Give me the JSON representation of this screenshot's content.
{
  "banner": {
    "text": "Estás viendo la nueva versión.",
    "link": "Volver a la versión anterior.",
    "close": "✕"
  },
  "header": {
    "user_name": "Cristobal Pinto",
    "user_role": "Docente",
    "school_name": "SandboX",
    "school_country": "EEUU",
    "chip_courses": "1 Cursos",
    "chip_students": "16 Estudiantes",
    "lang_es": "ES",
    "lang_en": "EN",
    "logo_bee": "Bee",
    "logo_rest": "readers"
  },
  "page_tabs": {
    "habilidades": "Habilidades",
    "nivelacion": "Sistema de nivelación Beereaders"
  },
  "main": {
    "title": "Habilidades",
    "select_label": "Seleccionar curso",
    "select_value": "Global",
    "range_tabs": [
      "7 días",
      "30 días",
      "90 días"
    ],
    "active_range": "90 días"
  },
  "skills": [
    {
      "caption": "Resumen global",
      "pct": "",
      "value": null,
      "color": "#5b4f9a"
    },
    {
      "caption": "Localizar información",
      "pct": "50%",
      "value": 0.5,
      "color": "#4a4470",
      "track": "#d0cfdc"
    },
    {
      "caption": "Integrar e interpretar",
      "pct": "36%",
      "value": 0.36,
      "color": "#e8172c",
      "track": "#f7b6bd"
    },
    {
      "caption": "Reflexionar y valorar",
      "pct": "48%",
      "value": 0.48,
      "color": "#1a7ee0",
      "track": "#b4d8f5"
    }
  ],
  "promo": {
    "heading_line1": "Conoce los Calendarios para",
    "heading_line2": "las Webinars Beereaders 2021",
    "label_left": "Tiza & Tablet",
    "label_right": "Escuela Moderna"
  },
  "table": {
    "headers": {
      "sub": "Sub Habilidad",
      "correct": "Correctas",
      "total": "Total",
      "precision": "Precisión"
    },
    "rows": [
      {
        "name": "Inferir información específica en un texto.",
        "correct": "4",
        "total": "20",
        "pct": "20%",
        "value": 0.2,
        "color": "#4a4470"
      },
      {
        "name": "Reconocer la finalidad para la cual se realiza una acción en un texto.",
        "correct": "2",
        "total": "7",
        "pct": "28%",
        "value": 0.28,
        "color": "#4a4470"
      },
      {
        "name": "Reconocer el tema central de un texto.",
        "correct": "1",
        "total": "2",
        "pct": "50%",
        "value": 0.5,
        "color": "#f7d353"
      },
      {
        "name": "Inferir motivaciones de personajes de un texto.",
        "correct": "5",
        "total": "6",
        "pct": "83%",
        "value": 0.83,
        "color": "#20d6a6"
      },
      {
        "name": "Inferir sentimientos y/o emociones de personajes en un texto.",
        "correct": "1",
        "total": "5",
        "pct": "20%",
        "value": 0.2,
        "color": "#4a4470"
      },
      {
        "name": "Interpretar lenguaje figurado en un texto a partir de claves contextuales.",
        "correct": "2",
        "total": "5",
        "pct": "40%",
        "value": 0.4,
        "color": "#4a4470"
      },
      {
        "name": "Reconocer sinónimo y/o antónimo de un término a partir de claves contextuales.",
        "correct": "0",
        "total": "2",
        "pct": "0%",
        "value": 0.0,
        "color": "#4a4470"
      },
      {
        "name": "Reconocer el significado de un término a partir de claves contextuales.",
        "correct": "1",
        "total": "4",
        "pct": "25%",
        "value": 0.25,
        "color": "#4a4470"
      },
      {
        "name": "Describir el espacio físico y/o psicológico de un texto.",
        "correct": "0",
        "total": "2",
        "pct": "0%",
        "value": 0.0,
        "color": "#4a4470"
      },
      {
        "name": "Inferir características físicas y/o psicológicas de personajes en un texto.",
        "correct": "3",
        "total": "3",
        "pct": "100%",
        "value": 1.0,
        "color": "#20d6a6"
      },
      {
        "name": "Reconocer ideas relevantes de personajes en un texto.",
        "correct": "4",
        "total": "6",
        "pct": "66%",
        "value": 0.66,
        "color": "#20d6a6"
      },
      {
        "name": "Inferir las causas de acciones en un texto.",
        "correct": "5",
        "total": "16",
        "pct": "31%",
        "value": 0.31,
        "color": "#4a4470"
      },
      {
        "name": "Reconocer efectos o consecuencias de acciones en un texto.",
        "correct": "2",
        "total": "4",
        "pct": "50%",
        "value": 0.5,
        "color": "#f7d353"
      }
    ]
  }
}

..............................

Description of the task: Copy out every line where the word "personajes" occurs.

Written solution:
        "name": "Inferir motivaciones de personajes de un texto.",
        "name": "Inferir sentimientos y/o emociones de personajes en un texto.",
        "name": "Inferir características físicas y/o psicológicas de personajes en un texto.",
        "name": "Reconocer ideas relevantes de personajes en un texto.",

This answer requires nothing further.